## [Item position entries]

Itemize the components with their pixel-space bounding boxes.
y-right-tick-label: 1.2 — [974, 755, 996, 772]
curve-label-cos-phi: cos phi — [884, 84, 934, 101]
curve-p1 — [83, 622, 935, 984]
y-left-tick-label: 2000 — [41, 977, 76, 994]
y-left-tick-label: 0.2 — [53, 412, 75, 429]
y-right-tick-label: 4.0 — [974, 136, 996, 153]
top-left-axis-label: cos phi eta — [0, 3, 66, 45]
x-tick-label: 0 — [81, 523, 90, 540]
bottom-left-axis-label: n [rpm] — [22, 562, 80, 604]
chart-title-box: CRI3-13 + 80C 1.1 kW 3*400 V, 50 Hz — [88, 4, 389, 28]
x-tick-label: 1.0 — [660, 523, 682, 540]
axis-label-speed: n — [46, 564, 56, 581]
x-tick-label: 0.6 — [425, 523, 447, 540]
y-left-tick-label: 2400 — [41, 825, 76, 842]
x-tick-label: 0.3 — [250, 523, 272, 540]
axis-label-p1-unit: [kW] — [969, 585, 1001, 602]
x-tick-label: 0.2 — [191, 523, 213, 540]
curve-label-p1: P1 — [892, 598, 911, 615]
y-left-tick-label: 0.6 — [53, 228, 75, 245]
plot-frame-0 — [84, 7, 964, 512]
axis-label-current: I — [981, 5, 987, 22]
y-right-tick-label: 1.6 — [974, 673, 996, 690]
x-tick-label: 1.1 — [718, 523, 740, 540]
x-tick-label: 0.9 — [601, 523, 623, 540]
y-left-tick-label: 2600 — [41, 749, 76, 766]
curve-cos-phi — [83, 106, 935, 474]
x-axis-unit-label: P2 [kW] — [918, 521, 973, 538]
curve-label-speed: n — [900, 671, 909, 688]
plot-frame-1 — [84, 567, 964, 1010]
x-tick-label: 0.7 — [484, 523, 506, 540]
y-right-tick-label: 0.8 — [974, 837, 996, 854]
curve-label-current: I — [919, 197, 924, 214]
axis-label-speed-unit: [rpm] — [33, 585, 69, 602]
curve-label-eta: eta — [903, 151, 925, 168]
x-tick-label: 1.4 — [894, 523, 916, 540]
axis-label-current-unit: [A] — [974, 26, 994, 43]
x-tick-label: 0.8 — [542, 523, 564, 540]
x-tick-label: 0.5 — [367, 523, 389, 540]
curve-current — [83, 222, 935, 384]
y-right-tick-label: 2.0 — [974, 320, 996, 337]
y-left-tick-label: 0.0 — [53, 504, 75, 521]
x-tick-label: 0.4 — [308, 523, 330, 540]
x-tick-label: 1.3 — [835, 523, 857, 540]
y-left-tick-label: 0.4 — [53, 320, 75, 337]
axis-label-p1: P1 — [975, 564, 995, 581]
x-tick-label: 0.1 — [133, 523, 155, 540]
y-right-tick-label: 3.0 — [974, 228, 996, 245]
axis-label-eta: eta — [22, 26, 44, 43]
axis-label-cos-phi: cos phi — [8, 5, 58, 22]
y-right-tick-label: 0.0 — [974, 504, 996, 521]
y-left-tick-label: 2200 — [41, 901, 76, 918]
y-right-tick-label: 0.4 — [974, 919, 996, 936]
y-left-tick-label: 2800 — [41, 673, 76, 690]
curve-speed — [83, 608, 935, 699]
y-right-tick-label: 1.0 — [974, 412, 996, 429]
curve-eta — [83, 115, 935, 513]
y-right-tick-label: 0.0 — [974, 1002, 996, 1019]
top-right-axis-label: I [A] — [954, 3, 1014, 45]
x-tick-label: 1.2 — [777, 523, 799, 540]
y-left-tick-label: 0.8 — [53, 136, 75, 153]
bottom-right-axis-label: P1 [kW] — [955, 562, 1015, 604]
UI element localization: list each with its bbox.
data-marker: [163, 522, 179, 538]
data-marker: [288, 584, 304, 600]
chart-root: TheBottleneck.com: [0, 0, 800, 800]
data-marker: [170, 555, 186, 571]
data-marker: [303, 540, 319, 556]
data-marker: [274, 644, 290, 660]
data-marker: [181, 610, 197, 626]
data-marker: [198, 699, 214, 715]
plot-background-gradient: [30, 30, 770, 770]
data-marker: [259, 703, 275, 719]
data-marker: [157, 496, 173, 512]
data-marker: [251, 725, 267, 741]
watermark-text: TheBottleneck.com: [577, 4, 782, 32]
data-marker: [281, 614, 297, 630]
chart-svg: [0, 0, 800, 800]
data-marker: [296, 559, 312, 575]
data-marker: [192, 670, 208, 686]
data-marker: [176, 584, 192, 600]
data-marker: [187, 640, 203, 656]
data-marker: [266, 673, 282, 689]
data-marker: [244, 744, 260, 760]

## [Prompt]
Retype all of the material above line for line, changing nothing.

## [Solution below]
Itemize the components with their pixel-space bounding boxes.
y-right-tick-label: 1.2 — [974, 755, 996, 772]
curve-label-cos-phi: cos phi — [884, 84, 934, 101]
curve-p1 — [83, 622, 935, 984]
y-left-tick-label: 2000 — [41, 977, 76, 994]
y-left-tick-label: 0.2 — [53, 412, 75, 429]
y-right-tick-label: 4.0 — [974, 136, 996, 153]
top-left-axis-label: cos phi eta — [0, 3, 66, 45]
x-tick-label: 0 — [81, 523, 90, 540]
bottom-left-axis-label: n [rpm] — [22, 562, 80, 604]
chart-title-box: CRI3-13 + 80C 1.1 kW 3*400 V, 50 Hz — [88, 4, 389, 28]
x-tick-label: 1.0 — [660, 523, 682, 540]
axis-label-speed: n — [46, 564, 56, 581]
x-tick-label: 0.6 — [425, 523, 447, 540]
y-left-tick-label: 2400 — [41, 825, 76, 842]
x-tick-label: 0.3 — [250, 523, 272, 540]
axis-label-p1-unit: [kW] — [969, 585, 1001, 602]
x-tick-label: 0.2 — [191, 523, 213, 540]
curve-label-p1: P1 — [892, 598, 911, 615]
y-left-tick-label: 0.6 — [53, 228, 75, 245]
plot-frame-0 — [84, 7, 964, 512]
axis-label-current: I — [981, 5, 987, 22]
y-right-tick-label: 1.6 — [974, 673, 996, 690]
x-tick-label: 1.1 — [718, 523, 740, 540]
x-tick-label: 0.9 — [601, 523, 623, 540]
y-left-tick-label: 2600 — [41, 749, 76, 766]
curve-cos-phi — [83, 106, 935, 474]
x-axis-unit-label: P2 [kW] — [918, 521, 973, 538]
curve-label-speed: n — [900, 671, 909, 688]
plot-frame-1 — [84, 567, 964, 1010]
x-tick-label: 0.7 — [484, 523, 506, 540]
y-right-tick-label: 0.8 — [974, 837, 996, 854]
curve-label-current: I — [919, 197, 924, 214]
axis-label-speed-unit: [rpm] — [33, 585, 69, 602]
curve-label-eta: eta — [903, 151, 925, 168]
x-tick-label: 1.4 — [894, 523, 916, 540]
axis-label-current-unit: [A] — [974, 26, 994, 43]
x-tick-label: 0.8 — [542, 523, 564, 540]
x-tick-label: 0.5 — [367, 523, 389, 540]
curve-current — [83, 222, 935, 384]
y-right-tick-label: 2.0 — [974, 320, 996, 337]
y-left-tick-label: 0.0 — [53, 504, 75, 521]
x-tick-label: 0.4 — [308, 523, 330, 540]
x-tick-label: 1.3 — [835, 523, 857, 540]
y-left-tick-label: 0.4 — [53, 320, 75, 337]
axis-label-p1: P1 — [975, 564, 995, 581]
x-tick-label: 0.1 — [133, 523, 155, 540]
y-right-tick-label: 3.0 — [974, 228, 996, 245]
axis-label-eta: eta — [22, 26, 44, 43]
axis-label-cos-phi: cos phi — [8, 5, 58, 22]
y-right-tick-label: 0.0 — [974, 504, 996, 521]
y-left-tick-label: 2200 — [41, 901, 76, 918]
y-right-tick-label: 0.4 — [974, 919, 996, 936]
y-left-tick-label: 2800 — [41, 673, 76, 690]
curve-speed — [83, 608, 935, 699]
y-right-tick-label: 1.0 — [974, 412, 996, 429]
curve-eta — [83, 115, 935, 513]
y-right-tick-label: 0.0 — [974, 1002, 996, 1019]
top-right-axis-label: I [A] — [954, 3, 1014, 45]
x-tick-label: 1.2 — [777, 523, 799, 540]
y-left-tick-label: 0.8 — [53, 136, 75, 153]
bottom-right-axis-label: P1 [kW] — [955, 562, 1015, 604]
UI element localization: list each with its bbox.
data-marker: [163, 522, 179, 538]
data-marker: [288, 584, 304, 600]
chart-root: TheBottleneck.com: [0, 0, 800, 800]
data-marker: [170, 555, 186, 571]
data-marker: [303, 540, 319, 556]
data-marker: [274, 644, 290, 660]
data-marker: [181, 610, 197, 626]
data-marker: [198, 699, 214, 715]
plot-background-gradient: [30, 30, 770, 770]
data-marker: [259, 703, 275, 719]
data-marker: [157, 496, 173, 512]
data-marker: [251, 725, 267, 741]
watermark-text: TheBottleneck.com: [577, 4, 782, 32]
data-marker: [281, 614, 297, 630]
chart-svg: [0, 0, 800, 800]
data-marker: [296, 559, 312, 575]
data-marker: [192, 670, 208, 686]
data-marker: [176, 584, 192, 600]
data-marker: [187, 640, 203, 656]
data-marker: [266, 673, 282, 689]
data-marker: [244, 744, 260, 760]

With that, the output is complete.